## Source passage
◇ ◇ ◇ ◇ ◇
[petsc-dev] New implementation of PtAP based on all-at-once algorithm

Mon Apr 15 14:07:49 CDT 2019

On Mon, Apr 15, 2019 at 8:41 AM Mark Adams <mfadams at lbl.gov> wrote:

>
>> I guess you are interested in the performance of the new algorithms on
>>  small problems. I will try to test a petsc example such as
>> mat/examples/tests/ex96.c.
>>
>
> It's not a big deal. And the fact that they are similar on one node tells
> us the kernels are similar.
>
>
>>
>>
>>>
>>> And are you sure the numerics are the same with and without hypre? Hypre
>>> is 15x slower. Any ideas what is going on?
>>>
>>
>> Hypre performs pretty good when the number of processor core is small ( a
>> couple of hundreds).  I guess the issue is related to how they handle the
>> communications.
>>
>>
>>>
>>> It might be interesting to scale this test down to a node to see if this
>>> is from communication.
>>>
>>
> I wonder if the their symbolic setup is getting called every time. You do
> 50 solves it looks like and that should be enough to amortize a one time
> setup cost.
>

Hypre does not have concept called symbolic. They do everything from
scratch, and won't reuse any data.
◇ ◇ ◇ ◇ ◇
## Provided data
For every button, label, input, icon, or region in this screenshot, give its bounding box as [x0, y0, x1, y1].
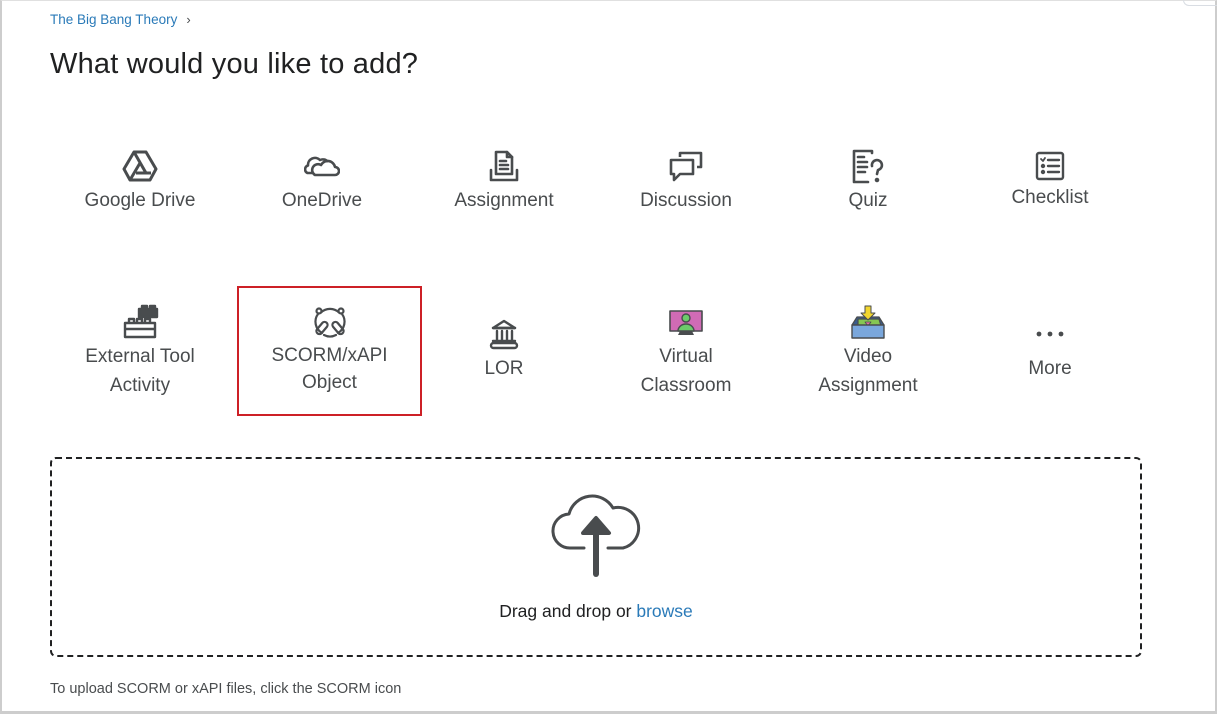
◇ ◇ ◇ ◇ ◇
## Task directions
Reproduce the PtAP thread word for word between "On Mon, Apr" and "kernels are similar.", inclusive. The listing has no connection to the PtAP thread above.

## Worked solution
On Mon, Apr 15, 2019 at 8:41 AM Mark Adams <mfadams at lbl.gov> wrote:

>
>> I guess you are interested in the performance of the new algorithms on
>>  small problems. I will try to test a petsc example such as
>> mat/examples/tests/ex96.c.
>>
>
> It's not a big deal. And the fact that they are similar on one node tells
> us the kernels are similar.